··· Stored data
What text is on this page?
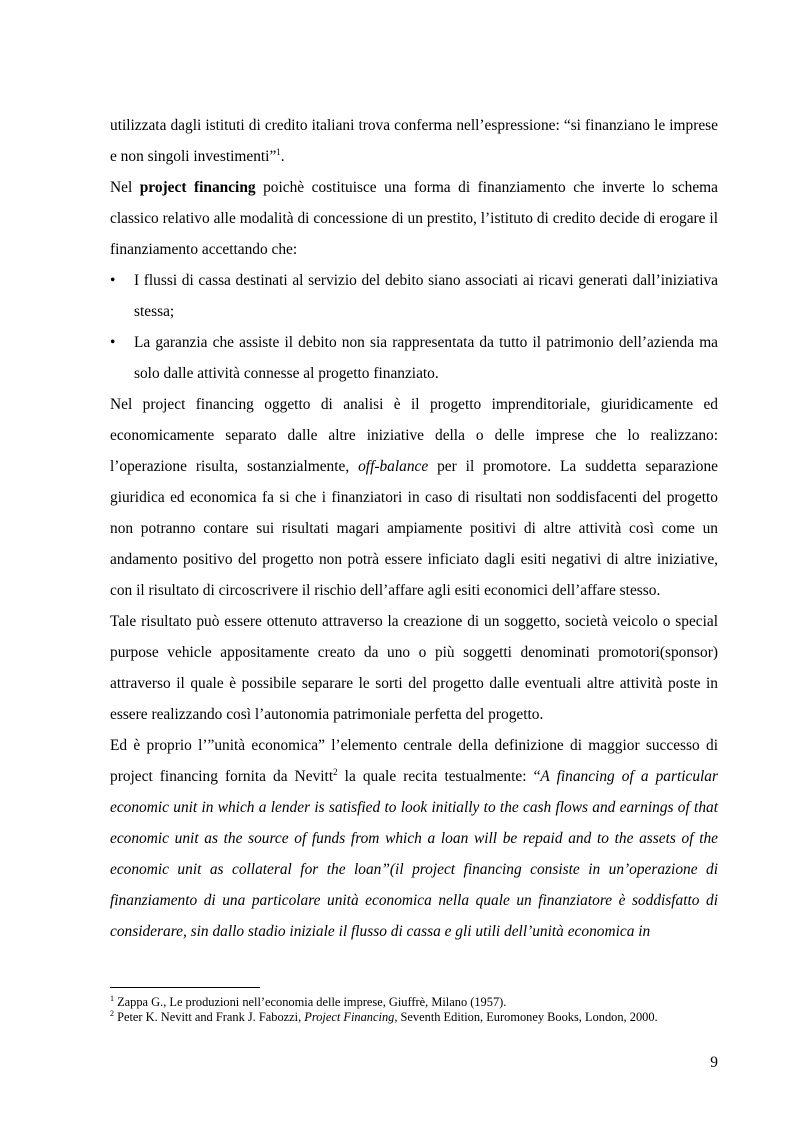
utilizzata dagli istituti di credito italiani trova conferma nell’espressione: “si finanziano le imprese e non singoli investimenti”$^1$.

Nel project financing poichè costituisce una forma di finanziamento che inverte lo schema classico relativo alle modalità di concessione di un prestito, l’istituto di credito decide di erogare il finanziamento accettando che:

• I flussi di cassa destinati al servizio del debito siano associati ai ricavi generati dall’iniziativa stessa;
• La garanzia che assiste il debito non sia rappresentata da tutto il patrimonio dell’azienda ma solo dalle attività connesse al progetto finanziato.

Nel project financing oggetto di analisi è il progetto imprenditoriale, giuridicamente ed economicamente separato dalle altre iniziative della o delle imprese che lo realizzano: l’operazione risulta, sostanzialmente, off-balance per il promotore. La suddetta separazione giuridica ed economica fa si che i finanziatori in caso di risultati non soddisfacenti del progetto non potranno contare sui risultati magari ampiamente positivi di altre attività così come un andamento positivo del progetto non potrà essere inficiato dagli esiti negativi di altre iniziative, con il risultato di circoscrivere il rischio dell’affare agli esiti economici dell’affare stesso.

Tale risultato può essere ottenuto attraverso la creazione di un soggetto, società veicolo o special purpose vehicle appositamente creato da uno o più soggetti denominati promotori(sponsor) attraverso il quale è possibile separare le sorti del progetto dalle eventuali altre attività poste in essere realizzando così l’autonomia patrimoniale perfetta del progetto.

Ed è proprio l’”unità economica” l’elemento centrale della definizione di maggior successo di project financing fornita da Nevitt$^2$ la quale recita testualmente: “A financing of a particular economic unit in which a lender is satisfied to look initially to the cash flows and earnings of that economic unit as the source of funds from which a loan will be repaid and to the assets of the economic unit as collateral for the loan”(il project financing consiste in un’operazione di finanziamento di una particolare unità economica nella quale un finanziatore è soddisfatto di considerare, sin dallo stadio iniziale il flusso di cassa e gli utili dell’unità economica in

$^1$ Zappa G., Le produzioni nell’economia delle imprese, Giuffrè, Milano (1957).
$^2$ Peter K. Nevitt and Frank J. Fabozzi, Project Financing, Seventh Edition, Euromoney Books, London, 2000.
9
······
Without the pictures, return the entries exactly as they appear.

Response to this exercise:
What text is on this page?
utilizzata dagli istituti di credito italiani trova conferma nell’espressione: “si finanziano le imprese e non singoli investimenti”$^1$.

Nel project financing poichè costituisce una forma di finanziamento che inverte lo schema classico relativo alle modalità di concessione di un prestito, l’istituto di credito decide di erogare il finanziamento accettando che:

• I flussi di cassa destinati al servizio del debito siano associati ai ricavi generati dall’iniziativa stessa;
• La garanzia che assiste il debito non sia rappresentata da tutto il patrimonio dell’azienda ma solo dalle attività connesse al progetto finanziato.

Nel project financing oggetto di analisi è il progetto imprenditoriale, giuridicamente ed economicamente separato dalle altre iniziative della o delle imprese che lo realizzano: l’operazione risulta, sostanzialmente, off-balance per il promotore. La suddetta separazione giuridica ed economica fa si che i finanziatori in caso di risultati non soddisfacenti del progetto non potranno contare sui risultati magari ampiamente positivi di altre attività così come un andamento positivo del progetto non potrà essere inficiato dagli esiti negativi di altre iniziative, con il risultato di circoscrivere il rischio dell’affare agli esiti economici dell’affare stesso.

Tale risultato può essere ottenuto attraverso la creazione di un soggetto, società veicolo o special purpose vehicle appositamente creato da uno o più soggetti denominati promotori(sponsor) attraverso il quale è possibile separare le sorti del progetto dalle eventuali altre attività poste in essere realizzando così l’autonomia patrimoniale perfetta del progetto.

Ed è proprio l’”unità economica” l’elemento centrale della definizione di maggior successo di project financing fornita da Nevitt$^2$ la quale recita testualmente: “A financing of a particular economic unit in which a lender is satisfied to look initially to the cash flows and earnings of that economic unit as the source of funds from which a loan will be repaid and to the assets of the economic unit as collateral for the loan”(il project financing consiste in un’operazione di finanziamento di una particolare unità economica nella quale un finanziatore è soddisfatto di considerare, sin dallo stadio iniziale il flusso di cassa e gli utili dell’unità economica in

$^1$ Zappa G., Le produzioni nell’economia delle imprese, Giuffrè, Milano (1957).
$^2$ Peter K. Nevitt and Frank J. Fabozzi, Project Financing, Seventh Edition, Euromoney Books, London, 2000.
9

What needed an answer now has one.